— Task objective —
Exactly repeat all the records below, omitting the images they hold.

Dataset listings of figures:
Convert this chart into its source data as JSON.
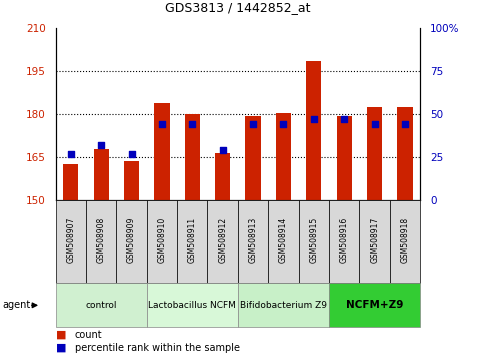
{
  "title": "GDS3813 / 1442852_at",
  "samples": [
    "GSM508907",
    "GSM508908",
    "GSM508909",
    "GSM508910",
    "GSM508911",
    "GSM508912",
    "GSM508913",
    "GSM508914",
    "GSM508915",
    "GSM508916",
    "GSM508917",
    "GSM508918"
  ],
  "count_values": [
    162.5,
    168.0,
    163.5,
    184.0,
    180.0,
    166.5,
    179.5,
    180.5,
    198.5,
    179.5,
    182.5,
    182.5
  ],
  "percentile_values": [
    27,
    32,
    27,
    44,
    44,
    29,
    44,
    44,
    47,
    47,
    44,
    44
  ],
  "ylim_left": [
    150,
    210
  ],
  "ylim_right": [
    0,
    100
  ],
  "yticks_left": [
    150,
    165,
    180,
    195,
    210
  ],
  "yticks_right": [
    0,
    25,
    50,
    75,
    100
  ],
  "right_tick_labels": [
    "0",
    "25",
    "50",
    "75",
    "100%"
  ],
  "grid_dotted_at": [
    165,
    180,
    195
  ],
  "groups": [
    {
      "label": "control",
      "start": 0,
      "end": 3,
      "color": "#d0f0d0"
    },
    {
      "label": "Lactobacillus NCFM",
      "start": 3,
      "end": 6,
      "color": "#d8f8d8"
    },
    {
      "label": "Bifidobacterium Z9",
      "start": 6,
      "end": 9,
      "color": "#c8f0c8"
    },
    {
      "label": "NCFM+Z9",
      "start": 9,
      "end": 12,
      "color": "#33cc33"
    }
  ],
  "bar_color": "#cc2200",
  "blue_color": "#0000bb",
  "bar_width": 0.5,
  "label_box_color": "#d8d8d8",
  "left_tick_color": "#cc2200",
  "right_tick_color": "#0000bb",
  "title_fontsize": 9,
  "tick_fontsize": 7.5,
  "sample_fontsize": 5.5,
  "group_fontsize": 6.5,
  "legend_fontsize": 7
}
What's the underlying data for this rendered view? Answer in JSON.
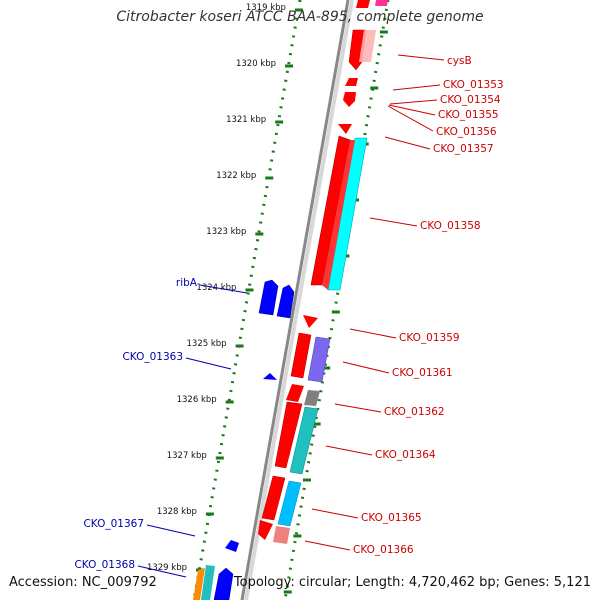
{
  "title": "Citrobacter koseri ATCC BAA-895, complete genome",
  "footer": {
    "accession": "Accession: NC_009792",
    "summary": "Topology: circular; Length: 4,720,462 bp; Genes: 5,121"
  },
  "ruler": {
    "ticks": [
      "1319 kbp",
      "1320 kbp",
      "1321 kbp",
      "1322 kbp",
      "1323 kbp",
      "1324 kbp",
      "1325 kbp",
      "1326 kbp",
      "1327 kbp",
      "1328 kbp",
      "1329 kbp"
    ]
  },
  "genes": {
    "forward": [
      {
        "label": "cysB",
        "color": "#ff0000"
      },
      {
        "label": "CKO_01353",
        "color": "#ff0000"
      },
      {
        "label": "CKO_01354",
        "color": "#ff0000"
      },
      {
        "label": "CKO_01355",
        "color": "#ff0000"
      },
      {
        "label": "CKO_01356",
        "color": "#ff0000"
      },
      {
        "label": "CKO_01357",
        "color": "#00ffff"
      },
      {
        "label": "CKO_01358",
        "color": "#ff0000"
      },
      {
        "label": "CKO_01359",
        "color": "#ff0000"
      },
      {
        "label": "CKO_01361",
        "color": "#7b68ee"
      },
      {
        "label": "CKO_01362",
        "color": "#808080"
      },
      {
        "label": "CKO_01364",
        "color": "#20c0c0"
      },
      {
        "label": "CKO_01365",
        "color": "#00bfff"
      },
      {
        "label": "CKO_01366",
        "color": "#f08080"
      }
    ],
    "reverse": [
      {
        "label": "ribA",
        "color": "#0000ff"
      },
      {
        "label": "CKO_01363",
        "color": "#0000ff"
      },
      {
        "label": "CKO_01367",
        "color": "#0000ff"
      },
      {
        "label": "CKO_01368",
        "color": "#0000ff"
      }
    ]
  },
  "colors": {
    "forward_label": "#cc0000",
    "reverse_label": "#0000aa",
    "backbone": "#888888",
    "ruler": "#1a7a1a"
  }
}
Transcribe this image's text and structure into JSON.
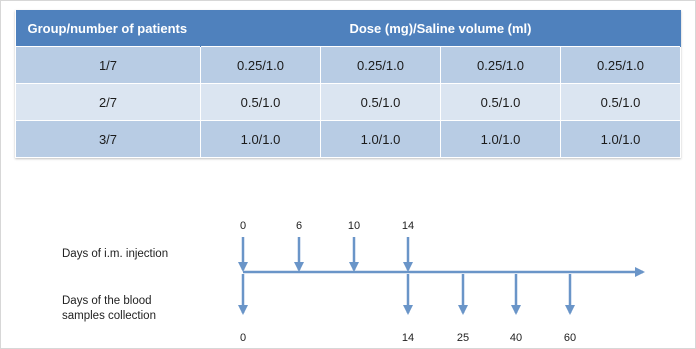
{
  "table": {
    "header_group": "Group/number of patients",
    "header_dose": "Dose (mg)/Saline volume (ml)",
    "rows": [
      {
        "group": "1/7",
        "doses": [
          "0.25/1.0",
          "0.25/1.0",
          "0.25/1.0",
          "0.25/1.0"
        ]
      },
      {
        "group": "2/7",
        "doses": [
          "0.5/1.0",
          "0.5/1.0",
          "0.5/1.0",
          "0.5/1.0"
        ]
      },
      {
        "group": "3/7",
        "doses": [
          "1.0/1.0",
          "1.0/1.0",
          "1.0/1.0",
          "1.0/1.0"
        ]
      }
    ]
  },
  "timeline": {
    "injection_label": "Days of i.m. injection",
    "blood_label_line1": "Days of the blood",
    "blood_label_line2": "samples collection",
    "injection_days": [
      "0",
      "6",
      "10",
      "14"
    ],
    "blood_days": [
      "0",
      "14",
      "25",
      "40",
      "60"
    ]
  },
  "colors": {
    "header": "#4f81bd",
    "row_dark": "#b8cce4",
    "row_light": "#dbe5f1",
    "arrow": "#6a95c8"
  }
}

— Result of the exercise —
Convert this chart into its source data as JSON.
{
  "title": "GDS3813 / 1442852_at",
  "samples": [
    "GSM508907",
    "GSM508908",
    "GSM508909",
    "GSM508910",
    "GSM508911",
    "GSM508912",
    "GSM508913",
    "GSM508914",
    "GSM508915",
    "GSM508916",
    "GSM508917",
    "GSM508918"
  ],
  "count_values": [
    162.5,
    168.0,
    163.5,
    184.0,
    180.0,
    166.5,
    179.5,
    180.5,
    198.5,
    179.5,
    182.5,
    182.5
  ],
  "percentile_values": [
    27,
    32,
    27,
    44,
    44,
    29,
    44,
    44,
    47,
    47,
    44,
    44
  ],
  "ylim_left": [
    150,
    210
  ],
  "ylim_right": [
    0,
    100
  ],
  "yticks_left": [
    150,
    165,
    180,
    195,
    210
  ],
  "yticks_right": [
    0,
    25,
    50,
    75,
    100
  ],
  "right_tick_labels": [
    "0",
    "25",
    "50",
    "75",
    "100%"
  ],
  "grid_dotted_at": [
    165,
    180,
    195
  ],
  "groups": [
    {
      "label": "control",
      "start": 0,
      "end": 3,
      "color": "#d0f0d0"
    },
    {
      "label": "Lactobacillus NCFM",
      "start": 3,
      "end": 6,
      "color": "#d8f8d8"
    },
    {
      "label": "Bifidobacterium Z9",
      "start": 6,
      "end": 9,
      "color": "#c8f0c8"
    },
    {
      "label": "NCFM+Z9",
      "start": 9,
      "end": 12,
      "color": "#33cc33"
    }
  ],
  "bar_color": "#cc2200",
  "blue_color": "#0000bb",
  "bar_width": 0.5,
  "label_box_color": "#d8d8d8",
  "left_tick_color": "#cc2200",
  "right_tick_color": "#0000bb",
  "title_fontsize": 9,
  "tick_fontsize": 7.5,
  "sample_fontsize": 5.5,
  "group_fontsize": 6.5,
  "legend_fontsize": 7
}
What's the underlying data for this rendered view? Answer in JSON.
{
  "title": "Citrobacter koseri ATCC BAA-895, complete genome",
  "footer": {
    "accession": "Accession: NC_009792",
    "summary": "Topology: circular; Length: 4,720,462 bp; Genes: 5,121"
  },
  "ruler": {
    "ticks": [
      "1319 kbp",
      "1320 kbp",
      "1321 kbp",
      "1322 kbp",
      "1323 kbp",
      "1324 kbp",
      "1325 kbp",
      "1326 kbp",
      "1327 kbp",
      "1328 kbp",
      "1329 kbp"
    ]
  },
  "genes": {
    "forward": [
      {
        "label": "cysB",
        "color": "#ff0000"
      },
      {
        "label": "CKO_01353",
        "color": "#ff0000"
      },
      {
        "label": "CKO_01354",
        "color": "#ff0000"
      },
      {
        "label": "CKO_01355",
        "color": "#ff0000"
      },
      {
        "label": "CKO_01356",
        "color": "#ff0000"
      },
      {
        "label": "CKO_01357",
        "color": "#00ffff"
      },
      {
        "label": "CKO_01358",
        "color": "#ff0000"
      },
      {
        "label": "CKO_01359",
        "color": "#ff0000"
      },
      {
        "label": "CKO_01361",
        "color": "#7b68ee"
      },
      {
        "label": "CKO_01362",
        "color": "#808080"
      },
      {
        "label": "CKO_01364",
        "color": "#20c0c0"
      },
      {
        "label": "CKO_01365",
        "color": "#00bfff"
      },
      {
        "label": "CKO_01366",
        "color": "#f08080"
      }
    ],
    "reverse": [
      {
        "label": "ribA",
        "color": "#0000ff"
      },
      {
        "label": "CKO_01363",
        "color": "#0000ff"
      },
      {
        "label": "CKO_01367",
        "color": "#0000ff"
      },
      {
        "label": "CKO_01368",
        "color": "#0000ff"
      }
    ]
  },
  "colors": {
    "forward_label": "#cc0000",
    "reverse_label": "#0000aa",
    "backbone": "#888888",
    "ruler": "#1a7a1a"
  }
}
Transcribe this image's text and structure into JSON.
{
  "table": {
    "header_group": "Group/number of patients",
    "header_dose": "Dose (mg)/Saline volume (ml)",
    "rows": [
      {
        "group": "1/7",
        "doses": [
          "0.25/1.0",
          "0.25/1.0",
          "0.25/1.0",
          "0.25/1.0"
        ]
      },
      {
        "group": "2/7",
        "doses": [
          "0.5/1.0",
          "0.5/1.0",
          "0.5/1.0",
          "0.5/1.0"
        ]
      },
      {
        "group": "3/7",
        "doses": [
          "1.0/1.0",
          "1.0/1.0",
          "1.0/1.0",
          "1.0/1.0"
        ]
      }
    ]
  },
  "timeline": {
    "injection_label": "Days of i.m. injection",
    "blood_label_line1": "Days of the blood",
    "blood_label_line2": "samples collection",
    "injection_days": [
      "0",
      "6",
      "10",
      "14"
    ],
    "blood_days": [
      "0",
      "14",
      "25",
      "40",
      "60"
    ]
  },
  "colors": {
    "header": "#4f81bd",
    "row_dark": "#b8cce4",
    "row_light": "#dbe5f1",
    "arrow": "#6a95c8"
  }
}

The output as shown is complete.